Each line below that contains "avec" counts once; report the total and nothing more.

• Raw records:
══════════════════════════════

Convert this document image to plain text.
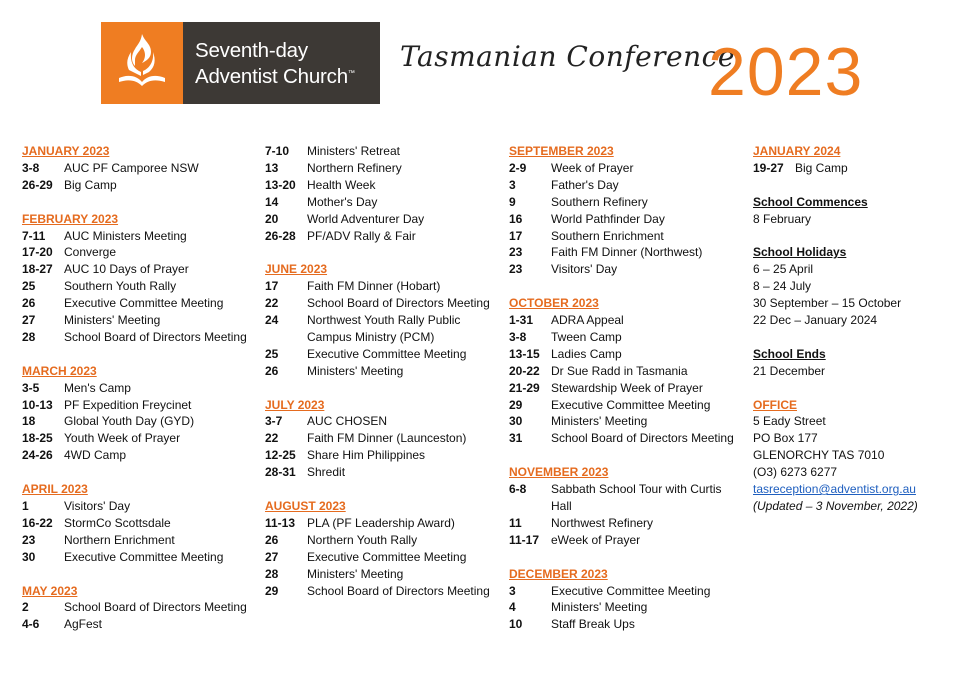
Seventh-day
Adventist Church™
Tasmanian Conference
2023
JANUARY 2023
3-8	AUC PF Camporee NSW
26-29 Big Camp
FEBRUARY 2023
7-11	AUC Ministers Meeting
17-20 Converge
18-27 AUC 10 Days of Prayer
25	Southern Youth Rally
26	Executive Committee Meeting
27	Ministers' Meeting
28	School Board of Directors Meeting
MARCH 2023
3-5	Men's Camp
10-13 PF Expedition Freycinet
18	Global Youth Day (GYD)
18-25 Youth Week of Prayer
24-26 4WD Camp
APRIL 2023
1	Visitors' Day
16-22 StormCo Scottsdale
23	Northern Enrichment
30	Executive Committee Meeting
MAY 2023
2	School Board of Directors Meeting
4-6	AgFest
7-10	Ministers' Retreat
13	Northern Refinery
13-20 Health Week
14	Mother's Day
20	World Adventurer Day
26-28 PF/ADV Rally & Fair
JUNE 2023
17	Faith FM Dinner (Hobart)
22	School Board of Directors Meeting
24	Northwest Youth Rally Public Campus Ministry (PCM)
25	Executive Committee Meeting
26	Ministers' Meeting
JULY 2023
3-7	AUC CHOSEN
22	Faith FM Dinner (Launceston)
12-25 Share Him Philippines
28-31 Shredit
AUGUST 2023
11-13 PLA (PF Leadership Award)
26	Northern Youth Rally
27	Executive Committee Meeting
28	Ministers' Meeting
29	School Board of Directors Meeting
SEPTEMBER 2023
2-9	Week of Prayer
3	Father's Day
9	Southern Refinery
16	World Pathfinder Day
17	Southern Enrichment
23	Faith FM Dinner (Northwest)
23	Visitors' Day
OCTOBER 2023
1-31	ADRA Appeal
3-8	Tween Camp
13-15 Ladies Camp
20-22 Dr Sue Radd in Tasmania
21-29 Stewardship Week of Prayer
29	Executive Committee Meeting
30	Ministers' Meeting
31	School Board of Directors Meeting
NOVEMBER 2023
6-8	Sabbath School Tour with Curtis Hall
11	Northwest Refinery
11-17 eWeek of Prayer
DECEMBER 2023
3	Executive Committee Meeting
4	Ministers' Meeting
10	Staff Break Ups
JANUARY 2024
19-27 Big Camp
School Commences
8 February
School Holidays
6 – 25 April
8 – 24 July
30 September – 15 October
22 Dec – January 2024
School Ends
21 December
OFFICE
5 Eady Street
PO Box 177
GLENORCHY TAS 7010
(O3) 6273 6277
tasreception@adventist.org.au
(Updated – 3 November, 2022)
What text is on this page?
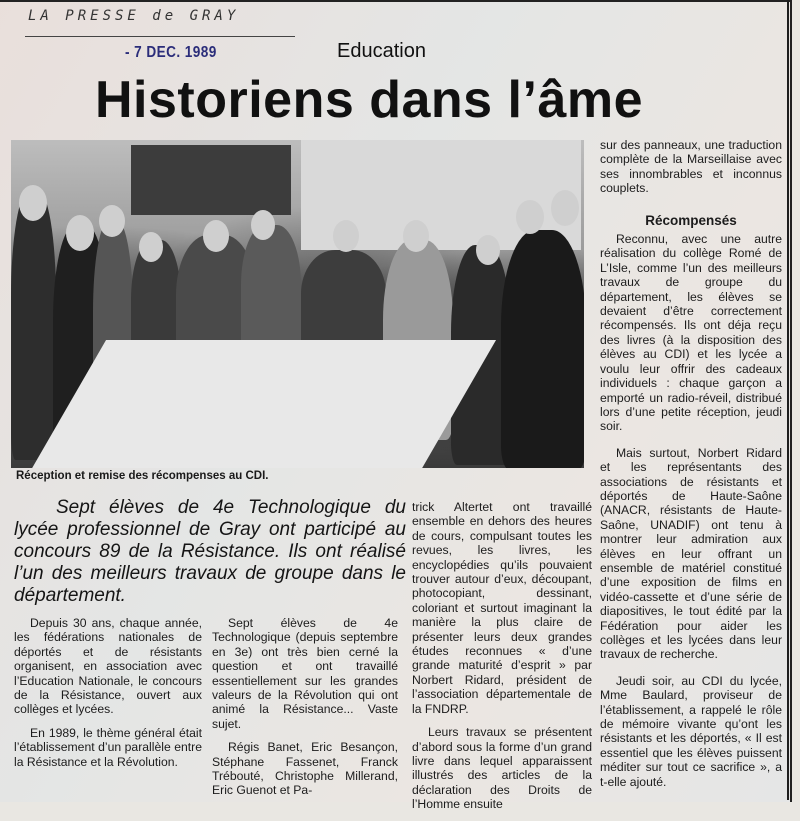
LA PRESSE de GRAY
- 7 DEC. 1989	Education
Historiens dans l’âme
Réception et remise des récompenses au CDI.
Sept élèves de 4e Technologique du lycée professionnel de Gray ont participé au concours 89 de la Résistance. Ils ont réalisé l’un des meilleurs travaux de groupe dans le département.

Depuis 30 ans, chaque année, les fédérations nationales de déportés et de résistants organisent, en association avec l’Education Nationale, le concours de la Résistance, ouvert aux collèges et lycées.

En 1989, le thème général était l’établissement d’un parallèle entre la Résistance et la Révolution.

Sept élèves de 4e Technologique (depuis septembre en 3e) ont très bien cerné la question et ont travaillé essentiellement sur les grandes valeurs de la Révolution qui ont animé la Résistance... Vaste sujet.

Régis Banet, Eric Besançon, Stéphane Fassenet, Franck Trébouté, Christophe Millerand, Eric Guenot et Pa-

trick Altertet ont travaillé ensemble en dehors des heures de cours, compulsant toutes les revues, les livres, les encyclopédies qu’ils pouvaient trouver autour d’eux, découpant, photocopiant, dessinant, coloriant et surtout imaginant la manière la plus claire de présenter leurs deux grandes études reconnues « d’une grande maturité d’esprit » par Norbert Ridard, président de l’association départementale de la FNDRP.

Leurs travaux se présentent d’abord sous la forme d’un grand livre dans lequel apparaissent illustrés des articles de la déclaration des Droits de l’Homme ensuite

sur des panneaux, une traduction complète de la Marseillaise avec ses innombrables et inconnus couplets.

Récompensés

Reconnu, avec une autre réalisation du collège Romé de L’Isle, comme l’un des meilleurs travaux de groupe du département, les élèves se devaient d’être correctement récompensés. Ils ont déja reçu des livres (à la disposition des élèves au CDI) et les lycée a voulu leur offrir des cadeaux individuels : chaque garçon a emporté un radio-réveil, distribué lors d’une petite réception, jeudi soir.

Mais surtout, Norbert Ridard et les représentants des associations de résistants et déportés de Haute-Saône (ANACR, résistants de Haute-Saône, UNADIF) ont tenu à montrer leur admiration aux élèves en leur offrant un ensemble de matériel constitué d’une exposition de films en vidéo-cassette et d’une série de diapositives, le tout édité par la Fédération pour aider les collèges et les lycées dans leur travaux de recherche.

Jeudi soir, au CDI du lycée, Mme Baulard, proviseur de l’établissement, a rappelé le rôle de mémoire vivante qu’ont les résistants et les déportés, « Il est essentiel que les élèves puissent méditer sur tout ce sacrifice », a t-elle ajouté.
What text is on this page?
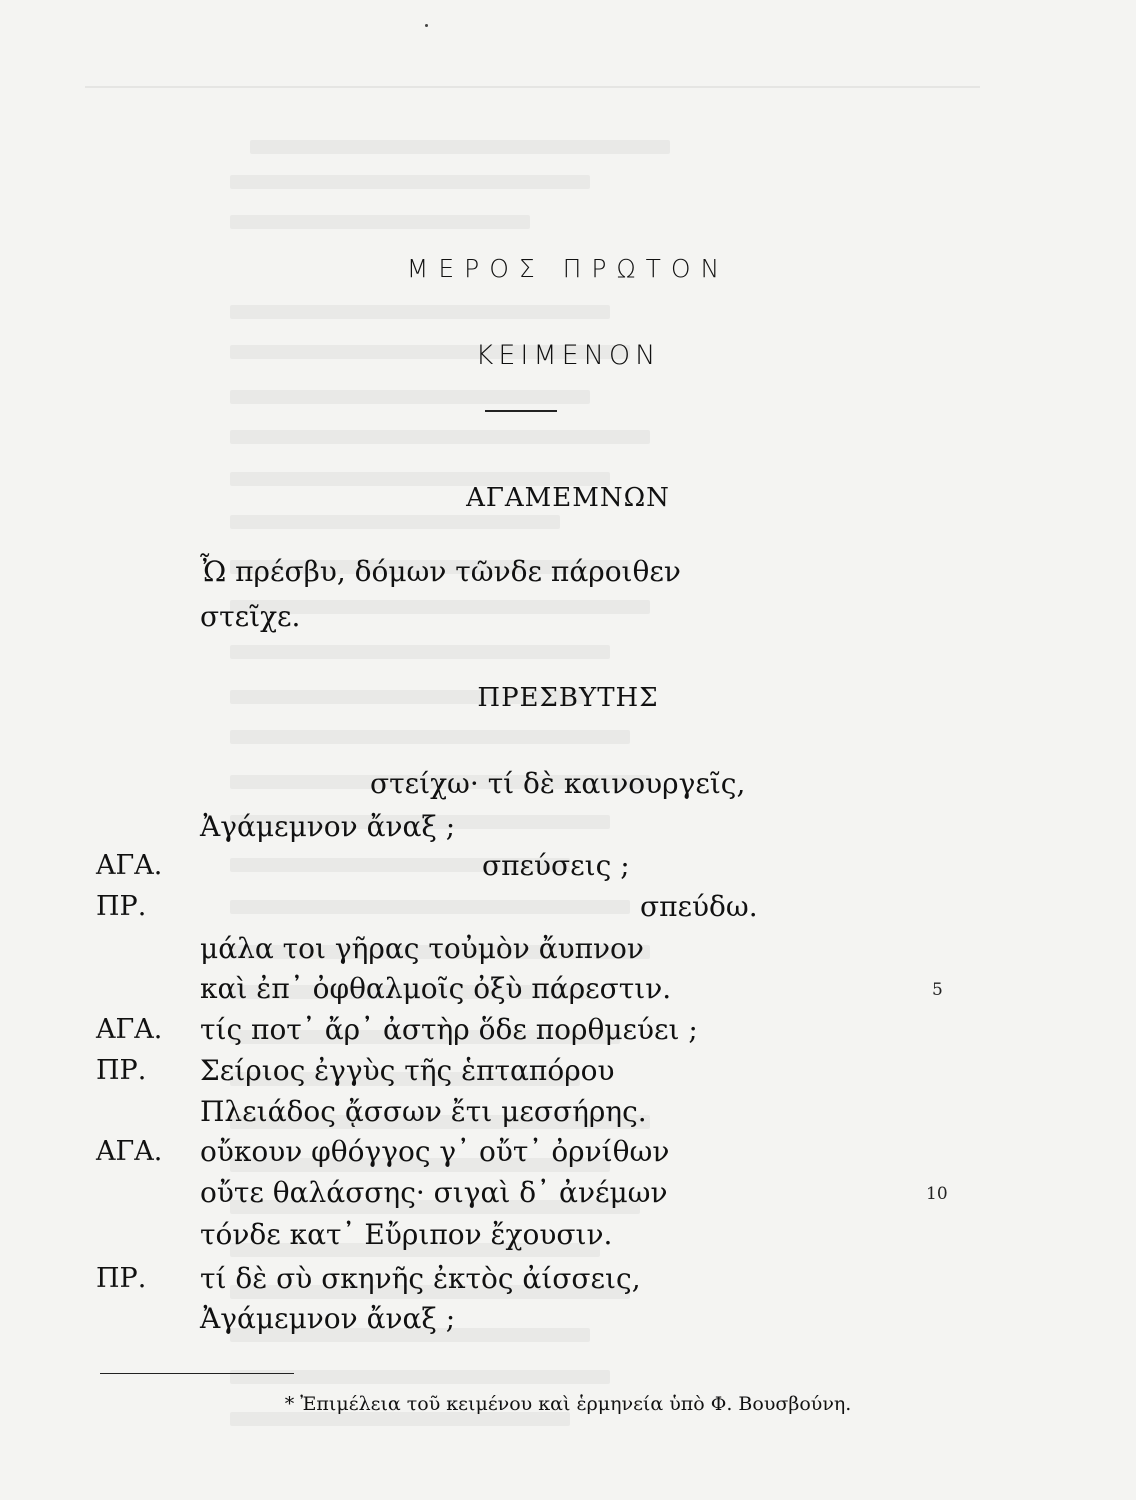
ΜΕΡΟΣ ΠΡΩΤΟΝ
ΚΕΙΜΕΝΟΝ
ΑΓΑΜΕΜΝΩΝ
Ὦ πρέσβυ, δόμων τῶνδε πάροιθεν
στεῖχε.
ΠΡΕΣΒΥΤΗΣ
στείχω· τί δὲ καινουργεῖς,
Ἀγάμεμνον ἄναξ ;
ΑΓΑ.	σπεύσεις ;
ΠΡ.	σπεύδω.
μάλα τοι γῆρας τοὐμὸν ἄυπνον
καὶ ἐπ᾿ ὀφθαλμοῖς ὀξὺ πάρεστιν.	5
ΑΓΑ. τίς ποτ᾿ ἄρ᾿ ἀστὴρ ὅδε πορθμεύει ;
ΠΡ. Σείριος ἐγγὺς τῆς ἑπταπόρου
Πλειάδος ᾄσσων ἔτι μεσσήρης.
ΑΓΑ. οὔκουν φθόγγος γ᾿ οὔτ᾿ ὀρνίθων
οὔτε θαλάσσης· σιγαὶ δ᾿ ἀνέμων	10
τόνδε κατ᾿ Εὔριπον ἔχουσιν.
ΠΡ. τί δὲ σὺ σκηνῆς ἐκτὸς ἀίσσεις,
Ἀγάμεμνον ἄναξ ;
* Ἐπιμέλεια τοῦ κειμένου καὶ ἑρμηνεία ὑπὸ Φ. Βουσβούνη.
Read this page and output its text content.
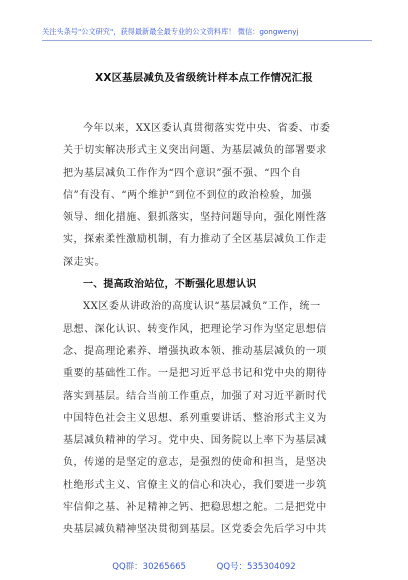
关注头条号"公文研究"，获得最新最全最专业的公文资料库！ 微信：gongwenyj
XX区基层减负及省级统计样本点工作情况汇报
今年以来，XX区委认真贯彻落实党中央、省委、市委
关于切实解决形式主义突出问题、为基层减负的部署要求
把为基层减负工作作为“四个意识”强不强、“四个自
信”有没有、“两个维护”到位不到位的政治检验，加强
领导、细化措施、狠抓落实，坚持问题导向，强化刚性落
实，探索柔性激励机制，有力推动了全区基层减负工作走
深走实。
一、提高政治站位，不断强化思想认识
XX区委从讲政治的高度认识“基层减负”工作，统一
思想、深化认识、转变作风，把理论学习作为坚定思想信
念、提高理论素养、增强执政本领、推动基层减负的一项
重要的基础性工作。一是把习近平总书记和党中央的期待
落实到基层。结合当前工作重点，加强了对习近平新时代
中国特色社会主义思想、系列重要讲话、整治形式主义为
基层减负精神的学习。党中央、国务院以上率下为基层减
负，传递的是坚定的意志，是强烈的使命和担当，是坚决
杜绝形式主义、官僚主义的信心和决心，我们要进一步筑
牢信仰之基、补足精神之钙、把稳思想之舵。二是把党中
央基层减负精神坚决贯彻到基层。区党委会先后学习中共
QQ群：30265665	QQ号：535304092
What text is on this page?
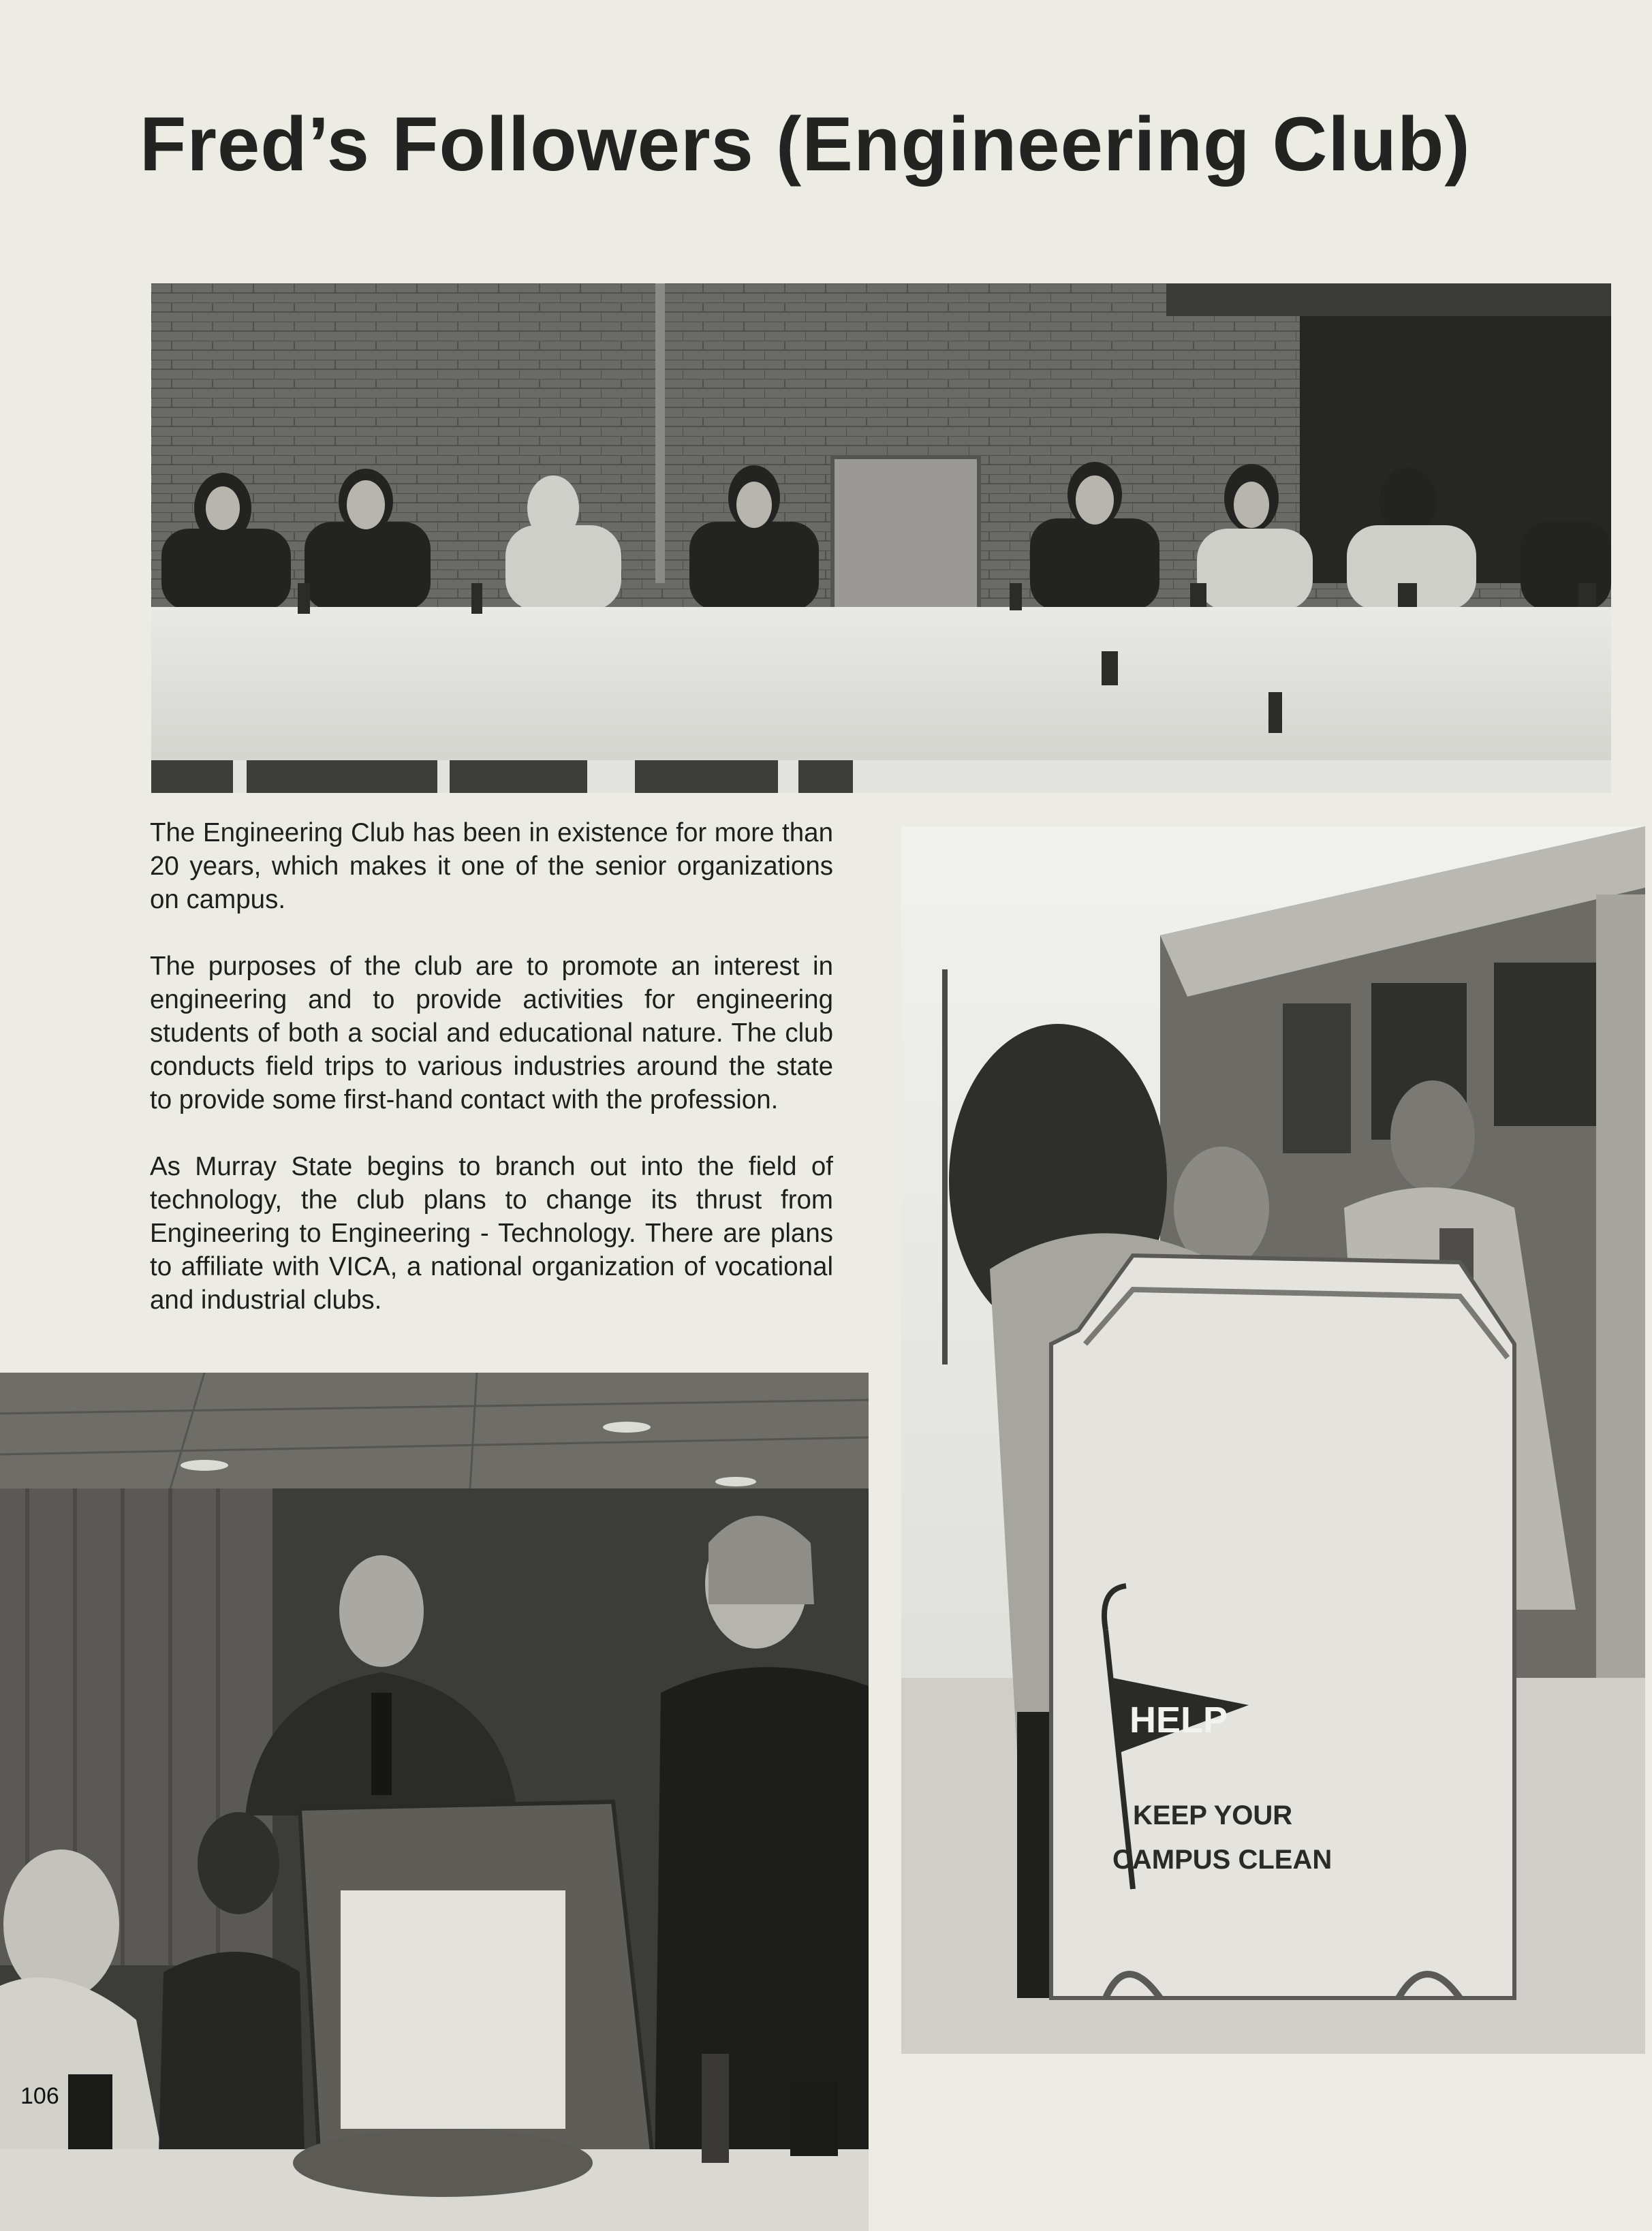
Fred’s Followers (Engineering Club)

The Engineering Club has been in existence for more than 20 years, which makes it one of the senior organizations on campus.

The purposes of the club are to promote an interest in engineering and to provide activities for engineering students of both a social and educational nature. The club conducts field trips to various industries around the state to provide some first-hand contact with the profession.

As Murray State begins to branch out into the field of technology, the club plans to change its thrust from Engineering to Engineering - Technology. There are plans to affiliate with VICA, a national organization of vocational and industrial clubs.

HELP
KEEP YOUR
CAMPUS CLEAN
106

══════════════════════════════

• Output:
3